• [Written task]:
Rewrite all the entries below, changing every "Помощь" to "Справка" and leaving everything else untouched.

• [Source data]:
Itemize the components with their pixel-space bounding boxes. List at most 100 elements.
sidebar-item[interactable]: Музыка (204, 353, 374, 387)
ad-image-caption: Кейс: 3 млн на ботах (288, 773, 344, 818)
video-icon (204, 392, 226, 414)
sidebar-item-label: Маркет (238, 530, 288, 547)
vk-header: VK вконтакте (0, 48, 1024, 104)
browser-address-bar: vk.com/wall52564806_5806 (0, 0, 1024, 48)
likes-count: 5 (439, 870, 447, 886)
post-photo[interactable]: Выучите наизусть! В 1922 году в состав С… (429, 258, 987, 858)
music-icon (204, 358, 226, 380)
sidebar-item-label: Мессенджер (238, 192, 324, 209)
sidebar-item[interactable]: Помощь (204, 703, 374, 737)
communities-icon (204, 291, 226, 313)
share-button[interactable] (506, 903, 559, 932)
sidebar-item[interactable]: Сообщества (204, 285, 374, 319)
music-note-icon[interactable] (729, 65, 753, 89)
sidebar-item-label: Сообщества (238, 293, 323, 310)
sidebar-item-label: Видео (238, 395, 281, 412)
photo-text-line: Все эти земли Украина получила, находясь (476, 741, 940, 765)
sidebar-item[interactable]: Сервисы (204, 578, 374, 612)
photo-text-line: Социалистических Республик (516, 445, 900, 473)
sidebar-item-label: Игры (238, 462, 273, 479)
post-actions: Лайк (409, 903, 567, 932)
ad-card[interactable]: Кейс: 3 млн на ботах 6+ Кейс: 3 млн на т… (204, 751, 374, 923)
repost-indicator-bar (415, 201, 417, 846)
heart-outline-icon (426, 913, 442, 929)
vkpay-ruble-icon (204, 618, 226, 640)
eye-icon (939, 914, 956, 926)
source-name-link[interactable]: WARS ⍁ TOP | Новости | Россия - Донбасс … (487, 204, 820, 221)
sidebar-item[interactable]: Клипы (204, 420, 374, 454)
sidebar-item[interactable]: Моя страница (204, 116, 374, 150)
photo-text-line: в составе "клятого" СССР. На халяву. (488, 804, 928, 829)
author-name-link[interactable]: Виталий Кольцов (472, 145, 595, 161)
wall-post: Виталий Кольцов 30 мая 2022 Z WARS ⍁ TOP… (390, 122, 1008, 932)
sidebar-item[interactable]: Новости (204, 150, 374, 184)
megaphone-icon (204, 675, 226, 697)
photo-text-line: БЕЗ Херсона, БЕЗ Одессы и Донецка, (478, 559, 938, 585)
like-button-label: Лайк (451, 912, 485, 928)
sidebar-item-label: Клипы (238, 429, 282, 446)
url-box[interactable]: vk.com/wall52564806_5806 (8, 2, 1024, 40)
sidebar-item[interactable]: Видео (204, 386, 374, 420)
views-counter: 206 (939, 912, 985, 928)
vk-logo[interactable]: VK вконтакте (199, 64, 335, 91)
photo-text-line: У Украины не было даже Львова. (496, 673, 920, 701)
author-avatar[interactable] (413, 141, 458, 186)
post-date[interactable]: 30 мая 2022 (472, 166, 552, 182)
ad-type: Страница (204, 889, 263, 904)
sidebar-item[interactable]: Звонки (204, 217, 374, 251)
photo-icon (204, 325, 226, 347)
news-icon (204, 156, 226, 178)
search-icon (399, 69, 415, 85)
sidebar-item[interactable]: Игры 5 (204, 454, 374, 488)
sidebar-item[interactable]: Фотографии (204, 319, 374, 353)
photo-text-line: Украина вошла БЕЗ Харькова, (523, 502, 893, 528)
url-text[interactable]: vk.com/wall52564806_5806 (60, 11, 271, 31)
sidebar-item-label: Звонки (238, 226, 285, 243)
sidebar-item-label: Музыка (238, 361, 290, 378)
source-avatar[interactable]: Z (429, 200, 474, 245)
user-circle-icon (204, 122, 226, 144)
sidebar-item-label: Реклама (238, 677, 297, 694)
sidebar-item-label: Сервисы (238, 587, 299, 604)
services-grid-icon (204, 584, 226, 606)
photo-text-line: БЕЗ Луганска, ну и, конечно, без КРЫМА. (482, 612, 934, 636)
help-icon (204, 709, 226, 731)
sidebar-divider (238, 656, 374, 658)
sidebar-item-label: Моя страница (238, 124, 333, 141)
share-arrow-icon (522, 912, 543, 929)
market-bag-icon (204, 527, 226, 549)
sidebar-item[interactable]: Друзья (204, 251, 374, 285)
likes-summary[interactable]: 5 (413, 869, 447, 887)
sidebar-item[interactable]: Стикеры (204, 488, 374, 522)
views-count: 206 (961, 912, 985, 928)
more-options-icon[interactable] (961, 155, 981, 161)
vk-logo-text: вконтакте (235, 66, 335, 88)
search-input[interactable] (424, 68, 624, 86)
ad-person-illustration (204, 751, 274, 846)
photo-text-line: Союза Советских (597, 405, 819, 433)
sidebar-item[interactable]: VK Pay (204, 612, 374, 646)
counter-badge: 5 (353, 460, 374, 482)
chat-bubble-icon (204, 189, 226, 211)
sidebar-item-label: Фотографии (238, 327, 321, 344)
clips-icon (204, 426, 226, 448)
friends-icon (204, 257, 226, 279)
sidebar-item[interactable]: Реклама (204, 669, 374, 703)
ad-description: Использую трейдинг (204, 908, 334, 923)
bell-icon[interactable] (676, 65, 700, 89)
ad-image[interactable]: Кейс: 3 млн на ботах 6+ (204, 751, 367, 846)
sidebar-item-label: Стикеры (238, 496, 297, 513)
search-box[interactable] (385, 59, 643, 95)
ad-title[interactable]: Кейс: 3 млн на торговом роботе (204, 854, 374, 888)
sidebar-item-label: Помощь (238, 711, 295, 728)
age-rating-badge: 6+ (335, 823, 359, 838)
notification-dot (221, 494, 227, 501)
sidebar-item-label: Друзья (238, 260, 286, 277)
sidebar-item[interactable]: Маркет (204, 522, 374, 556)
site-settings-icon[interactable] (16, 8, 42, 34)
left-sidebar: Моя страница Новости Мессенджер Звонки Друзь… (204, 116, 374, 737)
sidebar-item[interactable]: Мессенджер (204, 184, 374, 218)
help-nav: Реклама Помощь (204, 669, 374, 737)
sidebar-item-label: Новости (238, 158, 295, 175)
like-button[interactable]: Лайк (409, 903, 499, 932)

• [Complete output]:
Itemize the components with their pixel-space bounding boxes. List at most 100 elements.
sidebar-item[interactable]: Музыка (204, 353, 374, 387)
ad-image-caption: Кейс: 3 млн на ботах (288, 773, 344, 818)
video-icon (204, 392, 226, 414)
sidebar-item-label: Маркет (238, 530, 288, 547)
vk-header: VK вконтакте (0, 48, 1024, 104)
browser-address-bar: vk.com/wall52564806_5806 (0, 0, 1024, 48)
likes-count: 5 (439, 870, 447, 886)
post-photo[interactable]: Выучите наизусть! В 1922 году в состав С… (429, 258, 987, 858)
music-icon (204, 358, 226, 380)
sidebar-item-label: Мессенджер (238, 192, 324, 209)
sidebar-item[interactable]: Справка (204, 703, 374, 737)
communities-icon (204, 291, 226, 313)
share-button[interactable] (506, 903, 559, 932)
sidebar-item[interactable]: Сообщества (204, 285, 374, 319)
music-note-icon[interactable] (729, 65, 753, 89)
sidebar-item-label: Сообщества (238, 293, 323, 310)
sidebar-item-label: Видео (238, 395, 281, 412)
photo-text-line: Все эти земли Украина получила, находясь (476, 741, 940, 765)
sidebar-item[interactable]: Сервисы (204, 578, 374, 612)
photo-text-line: Социалистических Республик (516, 445, 900, 473)
sidebar-item-label: Игры (238, 462, 273, 479)
post-actions: Лайк (409, 903, 567, 932)
ad-card[interactable]: Кейс: 3 млн на ботах 6+ Кейс: 3 млн на т… (204, 751, 374, 923)
repost-indicator-bar (415, 201, 417, 846)
heart-outline-icon (426, 913, 442, 929)
vkpay-ruble-icon (204, 618, 226, 640)
eye-icon (939, 914, 956, 926)
source-name-link[interactable]: WARS ⍁ TOP | Новости | Россия - Донбасс … (487, 204, 820, 221)
sidebar-item[interactable]: Клипы (204, 420, 374, 454)
sidebar-item[interactable]: Моя страница (204, 116, 374, 150)
photo-text-line: в составе "клятого" СССР. На халяву. (488, 804, 928, 829)
author-name-link[interactable]: Виталий Кольцов (472, 145, 595, 161)
wall-post: Виталий Кольцов 30 мая 2022 Z WARS ⍁ TOP… (390, 122, 1008, 932)
sidebar-item[interactable]: Новости (204, 150, 374, 184)
megaphone-icon (204, 675, 226, 697)
photo-text-line: БЕЗ Херсона, БЕЗ Одессы и Донецка, (478, 559, 938, 585)
like-button-label: Лайк (451, 912, 485, 928)
sidebar-item-label: Клипы (238, 429, 282, 446)
url-box[interactable]: vk.com/wall52564806_5806 (8, 2, 1024, 40)
sidebar-item[interactable]: Видео (204, 386, 374, 420)
views-counter: 206 (939, 912, 985, 928)
vk-logo[interactable]: VK вконтакте (199, 64, 335, 91)
photo-text-line: У Украины не было даже Львова. (496, 673, 920, 701)
author-avatar[interactable] (413, 141, 458, 186)
post-date[interactable]: 30 мая 2022 (472, 166, 552, 182)
ad-type: Страница (204, 889, 263, 904)
sidebar-item[interactable]: Звонки (204, 217, 374, 251)
photo-icon (204, 325, 226, 347)
news-icon (204, 156, 226, 178)
search-icon (399, 69, 415, 85)
sidebar-item[interactable]: Игры 5 (204, 454, 374, 488)
sidebar-item[interactable]: Фотографии (204, 319, 374, 353)
photo-text-line: Украина вошла БЕЗ Харькова, (523, 502, 893, 528)
url-text[interactable]: vk.com/wall52564806_5806 (60, 11, 271, 31)
sidebar-item-label: Звонки (238, 226, 285, 243)
sidebar-item-label: Музыка (238, 361, 290, 378)
source-avatar[interactable]: Z (429, 200, 474, 245)
user-circle-icon (204, 122, 226, 144)
sidebar-item-label: Реклама (238, 677, 297, 694)
sidebar-item-label: Сервисы (238, 587, 299, 604)
services-grid-icon (204, 584, 226, 606)
photo-text-line: БЕЗ Луганска, ну и, конечно, без КРЫМА. (482, 612, 934, 636)
help-icon (204, 709, 226, 731)
sidebar-divider (238, 656, 374, 658)
sidebar-item-label: Моя страница (238, 124, 333, 141)
share-arrow-icon (522, 912, 543, 929)
market-bag-icon (204, 527, 226, 549)
sidebar-item[interactable]: Друзья (204, 251, 374, 285)
likes-summary[interactable]: 5 (413, 869, 447, 887)
sidebar-item[interactable]: Стикеры (204, 488, 374, 522)
views-count: 206 (961, 912, 985, 928)
more-options-icon[interactable] (961, 155, 981, 161)
vk-logo-text: вконтакте (235, 66, 335, 88)
search-input[interactable] (424, 68, 624, 86)
ad-person-illustration (204, 751, 274, 846)
photo-text-line: Союза Советских (597, 405, 819, 433)
sidebar-item[interactable]: VK Pay (204, 612, 374, 646)
counter-badge: 5 (353, 460, 374, 482)
chat-bubble-icon (204, 189, 226, 211)
sidebar-item-label: Фотографии (238, 327, 321, 344)
clips-icon (204, 426, 226, 448)
friends-icon (204, 257, 226, 279)
sidebar-item[interactable]: Реклама (204, 669, 374, 703)
ad-description: Использую трейдинг (204, 908, 334, 923)
bell-icon[interactable] (676, 65, 700, 89)
ad-image[interactable]: Кейс: 3 млн на ботах 6+ (204, 751, 367, 846)
sidebar-item-label: Стикеры (238, 496, 297, 513)
search-box[interactable] (385, 59, 643, 95)
ad-title[interactable]: Кейс: 3 млн на торговом роботе (204, 854, 374, 888)
sidebar-item-label: Справка (238, 711, 295, 728)
age-rating-badge: 6+ (335, 823, 359, 838)
notification-dot (221, 494, 227, 501)
sidebar-item-label: Друзья (238, 260, 286, 277)
sidebar-item[interactable]: Маркет (204, 522, 374, 556)
site-settings-icon[interactable] (16, 8, 42, 34)
left-sidebar: Моя страница Новости Мессенджер Звонки Друзь… (204, 116, 374, 737)
sidebar-item[interactable]: Мессенджер (204, 184, 374, 218)
help-nav: Реклама Справка (204, 669, 374, 737)
sidebar-item-label: Новости (238, 158, 295, 175)
like-button[interactable]: Лайк (409, 903, 499, 932)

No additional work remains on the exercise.